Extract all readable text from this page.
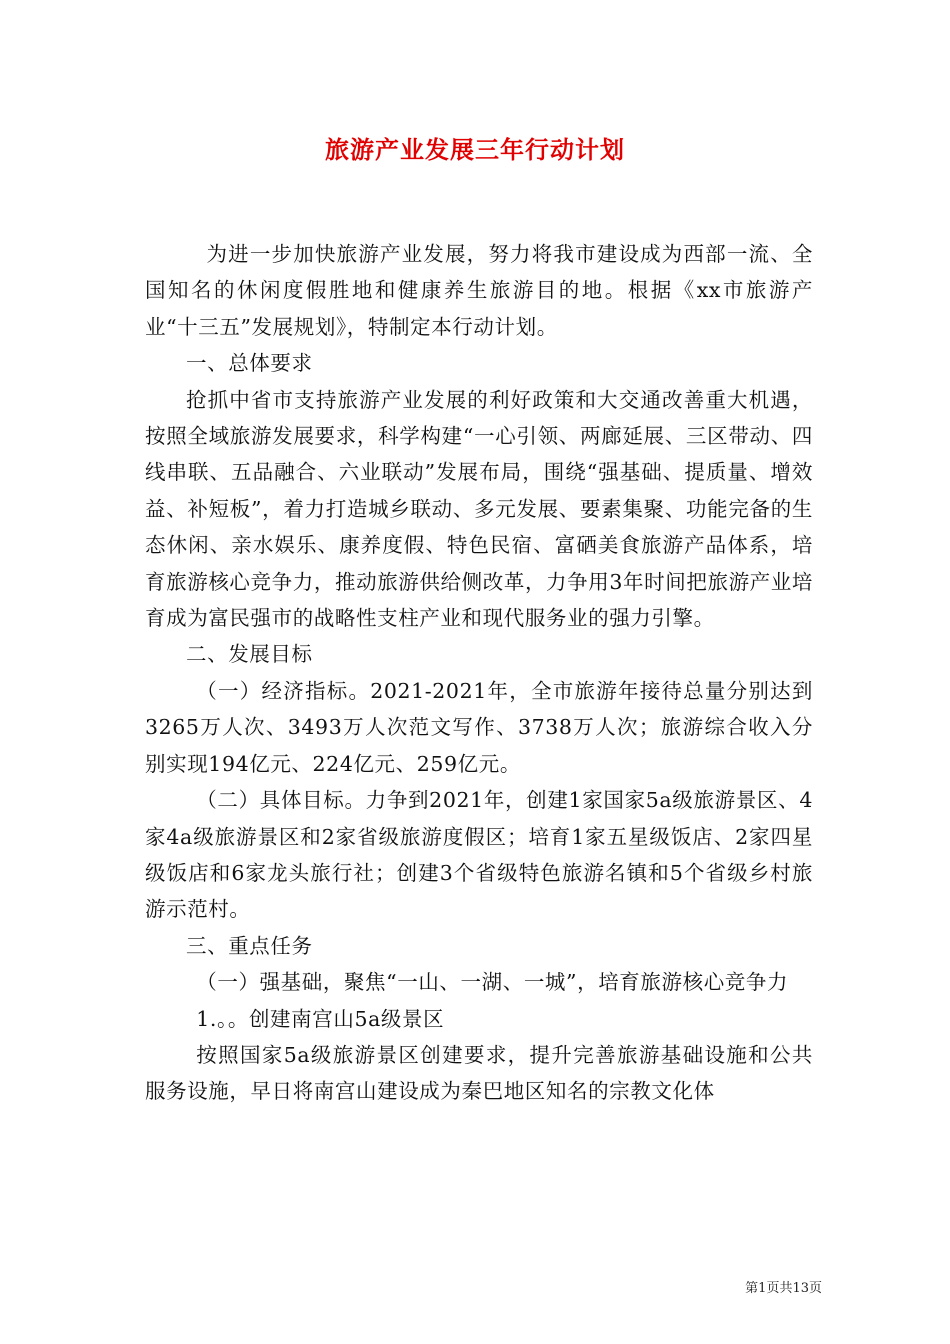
旅游产业发展三年行动计划

为进一步加快旅游产业发展，努力将我市建设成为西部一流、全国知名的休闲度假胜地和健康养生旅游目的地。根据《xx市旅游产业“十三五”发展规划》，特制定本行动计划。

一、总体要求

抢抓中省市支持旅游产业发展的利好政策和大交通改善重大机遇，按照全域旅游发展要求，科学构建“一心引领、两廊延展、三区带动、四线串联、五品融合、六业联动”发展布局，围绕“强基础、提质量、增效益、补短板”，着力打造城乡联动、多元发展、要素集聚、功能完备的生态休闲、亲水娱乐、康养度假、特色民宿、富硒美食旅游产品体系，培育旅游核心竞争力，推动旅游供给侧改革，力争用3年时间把旅游产业培育成为富民强市的战略性支柱产业和现代服务业的强力引擎。

二、发展目标

（一）经济指标。2021-2021年，全市旅游年接待总量分别达到3265万人次、3493万人次范文写作、3738万人次；旅游综合收入分别实现194亿元、224亿元、259亿元。

（二）具体目标。力争到2021年，创建1家国家5a级旅游景区、4家4a级旅游景区和2家省级旅游度假区；培育1家五星级饭店、2家四星级饭店和6家龙头旅行社；创建3个省级特色旅游名镇和5个省级乡村旅游示范村。

三、重点任务

（一）强基础，聚焦“一山、一湖、一城”，培育旅游核心竞争力

1.。。创建南宫山5a级景区

按照国家5a级旅游景区创建要求，提升完善旅游基础设施和公共服务设施，早日将南宫山建设成为秦巴地区知名的宗教文化体

第1页共13页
· · · · ·
Task instructions >> Word for word, quote the lines above. Omit the pictures.

Exercise answer >>
Extract all readable text from this page.
旅游产业发展三年行动计划

为进一步加快旅游产业发展，努力将我市建设成为西部一流、全国知名的休闲度假胜地和健康养生旅游目的地。根据《xx市旅游产业“十三五”发展规划》，特制定本行动计划。

一、总体要求

抢抓中省市支持旅游产业发展的利好政策和大交通改善重大机遇，按照全域旅游发展要求，科学构建“一心引领、两廊延展、三区带动、四线串联、五品融合、六业联动”发展布局，围绕“强基础、提质量、增效益、补短板”，着力打造城乡联动、多元发展、要素集聚、功能完备的生态休闲、亲水娱乐、康养度假、特色民宿、富硒美食旅游产品体系，培育旅游核心竞争力，推动旅游供给侧改革，力争用3年时间把旅游产业培育成为富民强市的战略性支柱产业和现代服务业的强力引擎。

二、发展目标

（一）经济指标。2021-2021年，全市旅游年接待总量分别达到3265万人次、3493万人次范文写作、3738万人次；旅游综合收入分别实现194亿元、224亿元、259亿元。

（二）具体目标。力争到2021年，创建1家国家5a级旅游景区、4家4a级旅游景区和2家省级旅游度假区；培育1家五星级饭店、2家四星级饭店和6家龙头旅行社；创建3个省级特色旅游名镇和5个省级乡村旅游示范村。

三、重点任务

（一）强基础，聚焦“一山、一湖、一城”，培育旅游核心竞争力

1.。。创建南宫山5a级景区

按照国家5a级旅游景区创建要求，提升完善旅游基础设施和公共服务设施，早日将南宫山建设成为秦巴地区知名的宗教文化体

第1页共13页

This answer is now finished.